** TASK INSTRUCTIONS **
Look over the lines below. Report each one that includes the string "name".
——
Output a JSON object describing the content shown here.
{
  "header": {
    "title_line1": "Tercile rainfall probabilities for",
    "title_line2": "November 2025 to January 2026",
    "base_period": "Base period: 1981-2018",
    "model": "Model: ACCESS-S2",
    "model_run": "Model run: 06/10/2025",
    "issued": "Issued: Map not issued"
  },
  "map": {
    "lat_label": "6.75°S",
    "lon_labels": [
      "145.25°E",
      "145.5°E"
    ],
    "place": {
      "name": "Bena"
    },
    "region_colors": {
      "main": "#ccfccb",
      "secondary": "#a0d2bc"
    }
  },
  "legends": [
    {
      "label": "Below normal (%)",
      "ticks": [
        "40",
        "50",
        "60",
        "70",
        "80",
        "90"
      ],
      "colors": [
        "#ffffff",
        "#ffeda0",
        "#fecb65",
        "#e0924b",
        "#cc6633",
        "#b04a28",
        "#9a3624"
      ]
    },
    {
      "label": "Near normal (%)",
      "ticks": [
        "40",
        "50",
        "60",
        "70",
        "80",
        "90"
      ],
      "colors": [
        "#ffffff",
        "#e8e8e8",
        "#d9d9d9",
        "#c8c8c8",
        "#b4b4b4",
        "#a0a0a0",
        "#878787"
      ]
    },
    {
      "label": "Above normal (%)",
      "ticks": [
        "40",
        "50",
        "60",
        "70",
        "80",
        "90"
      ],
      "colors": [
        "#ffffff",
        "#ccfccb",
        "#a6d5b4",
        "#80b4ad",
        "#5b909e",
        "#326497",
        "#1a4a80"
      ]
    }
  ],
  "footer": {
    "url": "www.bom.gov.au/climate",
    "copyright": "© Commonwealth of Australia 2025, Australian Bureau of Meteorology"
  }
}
——
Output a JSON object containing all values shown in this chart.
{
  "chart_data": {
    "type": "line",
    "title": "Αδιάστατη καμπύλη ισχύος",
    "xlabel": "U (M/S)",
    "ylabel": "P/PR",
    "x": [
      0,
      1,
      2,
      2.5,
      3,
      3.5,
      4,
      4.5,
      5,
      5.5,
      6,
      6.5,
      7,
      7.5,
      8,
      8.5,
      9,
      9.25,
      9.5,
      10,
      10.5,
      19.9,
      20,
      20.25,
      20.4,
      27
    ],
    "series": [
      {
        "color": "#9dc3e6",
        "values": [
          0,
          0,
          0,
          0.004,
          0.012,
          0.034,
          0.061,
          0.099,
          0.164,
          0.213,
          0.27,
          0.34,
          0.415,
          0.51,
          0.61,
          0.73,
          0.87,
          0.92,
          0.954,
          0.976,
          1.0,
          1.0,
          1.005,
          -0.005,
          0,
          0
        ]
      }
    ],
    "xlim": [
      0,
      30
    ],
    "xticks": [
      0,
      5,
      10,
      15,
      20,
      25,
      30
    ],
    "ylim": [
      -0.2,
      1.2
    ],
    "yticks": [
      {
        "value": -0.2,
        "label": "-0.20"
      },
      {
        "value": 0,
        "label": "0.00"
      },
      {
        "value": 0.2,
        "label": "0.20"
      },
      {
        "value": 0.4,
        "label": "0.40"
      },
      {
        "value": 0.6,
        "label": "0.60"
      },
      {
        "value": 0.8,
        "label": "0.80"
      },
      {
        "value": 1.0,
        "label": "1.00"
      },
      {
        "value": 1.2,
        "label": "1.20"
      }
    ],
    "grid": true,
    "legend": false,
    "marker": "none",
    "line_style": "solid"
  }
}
——
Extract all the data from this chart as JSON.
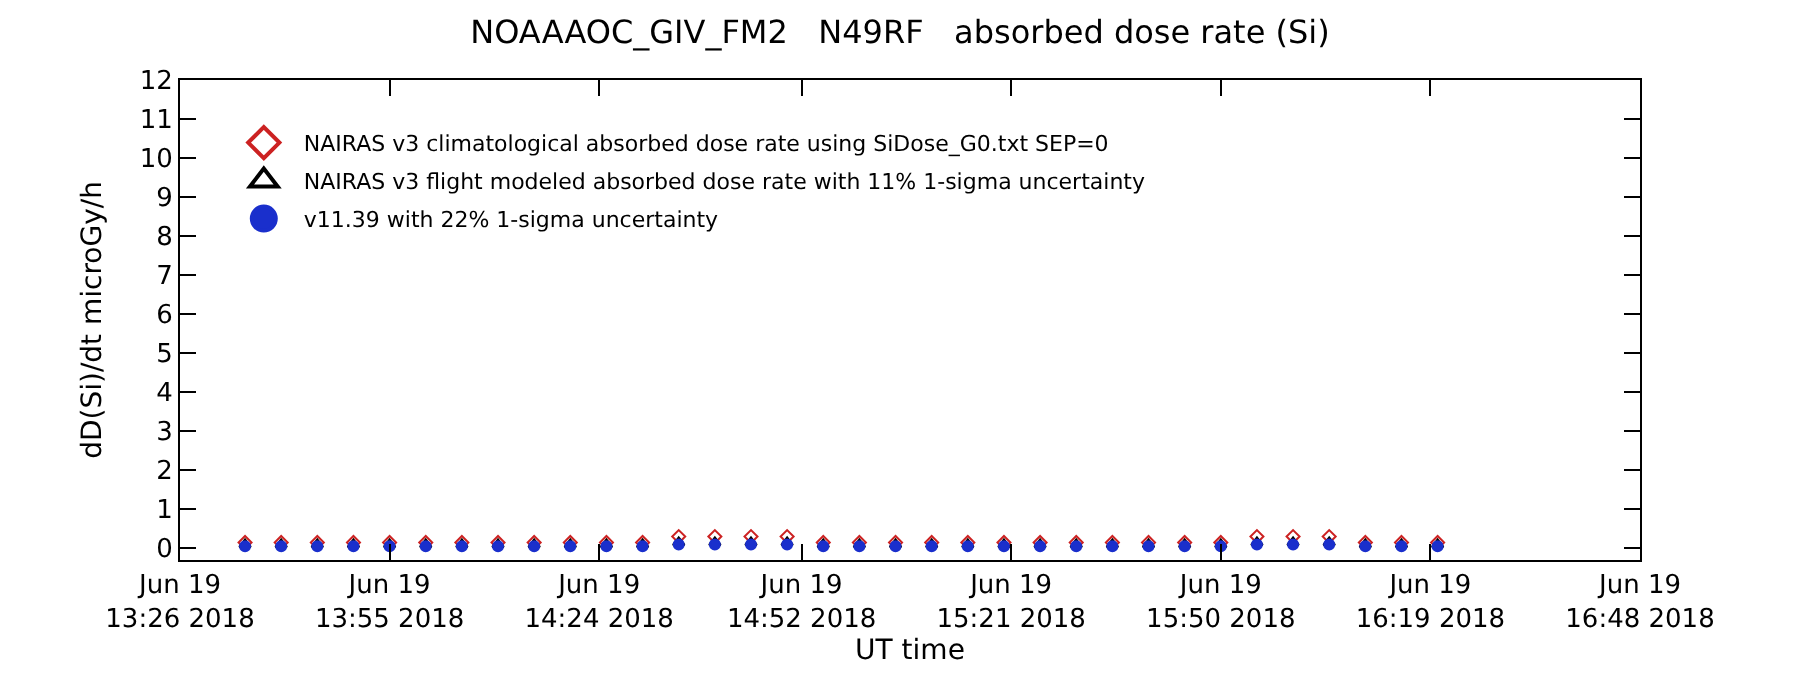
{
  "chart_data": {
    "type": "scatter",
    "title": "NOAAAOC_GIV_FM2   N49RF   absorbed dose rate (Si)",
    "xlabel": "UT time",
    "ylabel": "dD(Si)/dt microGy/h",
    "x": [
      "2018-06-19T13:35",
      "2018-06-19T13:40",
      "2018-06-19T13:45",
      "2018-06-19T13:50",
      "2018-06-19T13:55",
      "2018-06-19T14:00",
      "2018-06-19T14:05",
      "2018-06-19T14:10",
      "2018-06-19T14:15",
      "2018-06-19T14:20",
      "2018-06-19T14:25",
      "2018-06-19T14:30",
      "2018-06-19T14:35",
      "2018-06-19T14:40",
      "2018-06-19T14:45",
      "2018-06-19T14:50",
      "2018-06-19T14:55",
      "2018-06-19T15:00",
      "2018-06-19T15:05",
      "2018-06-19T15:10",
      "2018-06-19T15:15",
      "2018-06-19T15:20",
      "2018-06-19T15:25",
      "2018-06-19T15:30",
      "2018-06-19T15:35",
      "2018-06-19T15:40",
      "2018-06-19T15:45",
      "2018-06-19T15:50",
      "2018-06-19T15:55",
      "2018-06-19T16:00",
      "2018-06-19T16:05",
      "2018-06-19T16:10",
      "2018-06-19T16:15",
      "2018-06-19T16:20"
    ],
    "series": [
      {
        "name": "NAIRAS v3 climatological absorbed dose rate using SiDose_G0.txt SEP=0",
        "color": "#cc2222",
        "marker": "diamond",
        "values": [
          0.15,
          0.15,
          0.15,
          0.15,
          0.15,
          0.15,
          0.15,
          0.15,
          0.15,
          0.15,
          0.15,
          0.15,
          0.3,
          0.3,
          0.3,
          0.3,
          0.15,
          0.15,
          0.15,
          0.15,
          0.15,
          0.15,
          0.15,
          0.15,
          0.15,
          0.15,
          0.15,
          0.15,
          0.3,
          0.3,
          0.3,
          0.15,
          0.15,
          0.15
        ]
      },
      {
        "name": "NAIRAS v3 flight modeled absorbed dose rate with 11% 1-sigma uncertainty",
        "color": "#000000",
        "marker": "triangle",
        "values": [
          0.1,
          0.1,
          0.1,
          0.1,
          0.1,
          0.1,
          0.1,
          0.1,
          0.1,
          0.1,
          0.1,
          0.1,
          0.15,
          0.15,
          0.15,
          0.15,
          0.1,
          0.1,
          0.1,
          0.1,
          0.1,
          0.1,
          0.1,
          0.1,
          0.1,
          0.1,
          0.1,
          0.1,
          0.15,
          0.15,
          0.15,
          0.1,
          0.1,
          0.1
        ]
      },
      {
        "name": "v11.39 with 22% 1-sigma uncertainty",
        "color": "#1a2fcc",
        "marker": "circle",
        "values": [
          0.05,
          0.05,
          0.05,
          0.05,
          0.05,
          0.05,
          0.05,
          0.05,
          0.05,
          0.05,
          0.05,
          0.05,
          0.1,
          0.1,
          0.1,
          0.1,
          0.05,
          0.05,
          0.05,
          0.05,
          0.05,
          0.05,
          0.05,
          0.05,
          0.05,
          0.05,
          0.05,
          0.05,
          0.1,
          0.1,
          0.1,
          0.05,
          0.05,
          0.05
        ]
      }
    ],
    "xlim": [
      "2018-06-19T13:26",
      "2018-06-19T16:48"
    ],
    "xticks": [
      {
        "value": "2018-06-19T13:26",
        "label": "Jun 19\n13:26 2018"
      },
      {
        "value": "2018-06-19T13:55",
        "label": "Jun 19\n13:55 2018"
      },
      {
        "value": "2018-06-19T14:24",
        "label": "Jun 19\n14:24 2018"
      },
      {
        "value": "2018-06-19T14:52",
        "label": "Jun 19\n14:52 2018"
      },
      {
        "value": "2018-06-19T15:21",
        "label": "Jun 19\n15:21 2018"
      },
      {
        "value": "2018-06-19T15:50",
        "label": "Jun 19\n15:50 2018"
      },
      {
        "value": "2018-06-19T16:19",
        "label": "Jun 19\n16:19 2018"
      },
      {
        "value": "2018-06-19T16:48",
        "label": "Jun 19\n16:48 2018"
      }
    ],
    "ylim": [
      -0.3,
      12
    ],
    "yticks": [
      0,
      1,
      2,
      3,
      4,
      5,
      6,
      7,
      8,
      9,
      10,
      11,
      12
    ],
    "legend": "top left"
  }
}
——
** FINAL ANSWER **
      "name": "Bena"
        "name": "NAIRAS v3 climatological absorbed dose rate using SiDose_G0.txt SEP=0",
        "name": "NAIRAS v3 flight modeled absorbed dose rate with 11% 1-sigma uncertainty",
        "name": "v11.39 with 22% 1-sigma uncertainty",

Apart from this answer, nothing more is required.